-- BEGIN RECORDS PROVIDED --

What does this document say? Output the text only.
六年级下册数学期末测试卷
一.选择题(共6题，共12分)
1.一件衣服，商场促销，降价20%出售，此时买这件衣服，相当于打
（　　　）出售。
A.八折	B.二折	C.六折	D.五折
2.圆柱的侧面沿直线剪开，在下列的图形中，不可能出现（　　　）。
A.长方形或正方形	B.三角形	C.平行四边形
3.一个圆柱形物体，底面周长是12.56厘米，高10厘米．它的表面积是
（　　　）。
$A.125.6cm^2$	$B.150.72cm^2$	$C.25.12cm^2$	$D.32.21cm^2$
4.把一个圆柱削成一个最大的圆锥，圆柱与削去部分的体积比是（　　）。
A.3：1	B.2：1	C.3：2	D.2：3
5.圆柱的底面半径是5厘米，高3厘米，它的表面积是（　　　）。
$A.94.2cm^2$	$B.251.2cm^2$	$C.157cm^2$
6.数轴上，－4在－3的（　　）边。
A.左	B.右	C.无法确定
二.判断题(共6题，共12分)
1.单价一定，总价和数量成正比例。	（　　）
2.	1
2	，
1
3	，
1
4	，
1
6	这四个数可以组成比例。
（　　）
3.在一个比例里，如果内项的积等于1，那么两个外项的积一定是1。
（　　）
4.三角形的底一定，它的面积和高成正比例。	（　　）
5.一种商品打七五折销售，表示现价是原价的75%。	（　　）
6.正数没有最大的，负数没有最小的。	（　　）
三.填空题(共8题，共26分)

-- END RECORDS PROVIDED --

**YOUR INSTRUCTIONS:**
Retype the material above, line by line, exactly.

**WRITTEN RESPONSE:**
What does this document say? Output the text only.
六年级下册数学期末测试卷
一.选择题(共6题，共12分)
1.一件衣服，商场促销，降价20%出售，此时买这件衣服，相当于打
（　　　）出售。
A.八折	B.二折	C.六折	D.五折
2.圆柱的侧面沿直线剪开，在下列的图形中，不可能出现（　　　）。
A.长方形或正方形	B.三角形	C.平行四边形
3.一个圆柱形物体，底面周长是12.56厘米，高10厘米．它的表面积是
（　　　）。
$A.125.6cm^2$	$B.150.72cm^2$	$C.25.12cm^2$	$D.32.21cm^2$
4.把一个圆柱削成一个最大的圆锥，圆柱与削去部分的体积比是（　　）。
A.3：1	B.2：1	C.3：2	D.2：3
5.圆柱的底面半径是5厘米，高3厘米，它的表面积是（　　　）。
$A.94.2cm^2$	$B.251.2cm^2$	$C.157cm^2$
6.数轴上，－4在－3的（　　）边。
A.左	B.右	C.无法确定
二.判断题(共6题，共12分)
1.单价一定，总价和数量成正比例。	（　　）
2.	1
2	，
1
3	，
1
4	，
1
6	这四个数可以组成比例。
（　　）
3.在一个比例里，如果内项的积等于1，那么两个外项的积一定是1。
（　　）
4.三角形的底一定，它的面积和高成正比例。	（　　）
5.一种商品打七五折销售，表示现价是原价的75%。	（　　）
6.正数没有最大的，负数没有最小的。	（　　）
三.填空题(共8题，共26分)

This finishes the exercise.